* _The input_:
>>>
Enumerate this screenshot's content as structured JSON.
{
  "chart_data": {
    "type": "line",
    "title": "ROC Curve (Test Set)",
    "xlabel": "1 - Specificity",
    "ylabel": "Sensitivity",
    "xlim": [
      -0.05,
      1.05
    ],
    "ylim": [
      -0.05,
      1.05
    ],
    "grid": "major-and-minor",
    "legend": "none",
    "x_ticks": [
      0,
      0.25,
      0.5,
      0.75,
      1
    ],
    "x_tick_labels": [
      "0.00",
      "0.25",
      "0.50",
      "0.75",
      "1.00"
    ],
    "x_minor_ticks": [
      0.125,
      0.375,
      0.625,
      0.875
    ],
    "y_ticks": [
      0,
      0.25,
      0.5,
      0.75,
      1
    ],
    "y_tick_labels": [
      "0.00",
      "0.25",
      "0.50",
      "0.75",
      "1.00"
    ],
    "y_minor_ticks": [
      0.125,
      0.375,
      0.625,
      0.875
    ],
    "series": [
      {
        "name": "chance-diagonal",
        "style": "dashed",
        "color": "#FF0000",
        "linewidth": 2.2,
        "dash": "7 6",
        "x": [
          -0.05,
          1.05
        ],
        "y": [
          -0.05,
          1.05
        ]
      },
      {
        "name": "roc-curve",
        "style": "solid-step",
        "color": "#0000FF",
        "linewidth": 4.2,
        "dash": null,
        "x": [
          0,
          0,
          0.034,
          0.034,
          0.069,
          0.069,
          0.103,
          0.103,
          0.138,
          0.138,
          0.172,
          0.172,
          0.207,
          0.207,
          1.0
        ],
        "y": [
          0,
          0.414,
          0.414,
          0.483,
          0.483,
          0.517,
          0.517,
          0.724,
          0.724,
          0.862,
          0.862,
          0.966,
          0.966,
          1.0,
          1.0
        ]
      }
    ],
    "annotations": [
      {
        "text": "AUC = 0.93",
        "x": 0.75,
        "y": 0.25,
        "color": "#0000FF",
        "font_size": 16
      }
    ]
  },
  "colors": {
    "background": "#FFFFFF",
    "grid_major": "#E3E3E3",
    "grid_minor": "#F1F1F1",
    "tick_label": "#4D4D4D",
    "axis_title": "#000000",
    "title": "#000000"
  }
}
<<<
* _Written task_:
Above are the records; copy all of them exactly.

* _Written solution_:
Enumerate this screenshot's content as structured JSON.
{
  "chart_data": {
    "type": "line",
    "title": "ROC Curve (Test Set)",
    "xlabel": "1 - Specificity",
    "ylabel": "Sensitivity",
    "xlim": [
      -0.05,
      1.05
    ],
    "ylim": [
      -0.05,
      1.05
    ],
    "grid": "major-and-minor",
    "legend": "none",
    "x_ticks": [
      0,
      0.25,
      0.5,
      0.75,
      1
    ],
    "x_tick_labels": [
      "0.00",
      "0.25",
      "0.50",
      "0.75",
      "1.00"
    ],
    "x_minor_ticks": [
      0.125,
      0.375,
      0.625,
      0.875
    ],
    "y_ticks": [
      0,
      0.25,
      0.5,
      0.75,
      1
    ],
    "y_tick_labels": [
      "0.00",
      "0.25",
      "0.50",
      "0.75",
      "1.00"
    ],
    "y_minor_ticks": [
      0.125,
      0.375,
      0.625,
      0.875
    ],
    "series": [
      {
        "name": "chance-diagonal",
        "style": "dashed",
        "color": "#FF0000",
        "linewidth": 2.2,
        "dash": "7 6",
        "x": [
          -0.05,
          1.05
        ],
        "y": [
          -0.05,
          1.05
        ]
      },
      {
        "name": "roc-curve",
        "style": "solid-step",
        "color": "#0000FF",
        "linewidth": 4.2,
        "dash": null,
        "x": [
          0,
          0,
          0.034,
          0.034,
          0.069,
          0.069,
          0.103,
          0.103,
          0.138,
          0.138,
          0.172,
          0.172,
          0.207,
          0.207,
          1.0
        ],
        "y": [
          0,
          0.414,
          0.414,
          0.483,
          0.483,
          0.517,
          0.517,
          0.724,
          0.724,
          0.862,
          0.862,
          0.966,
          0.966,
          1.0,
          1.0
        ]
      }
    ],
    "annotations": [
      {
        "text": "AUC = 0.93",
        "x": 0.75,
        "y": 0.25,
        "color": "#0000FF",
        "font_size": 16
      }
    ]
  },
  "colors": {
    "background": "#FFFFFF",
    "grid_major": "#E3E3E3",
    "grid_minor": "#F1F1F1",
    "tick_label": "#4D4D4D",
    "axis_title": "#000000",
    "title": "#000000"
  }
}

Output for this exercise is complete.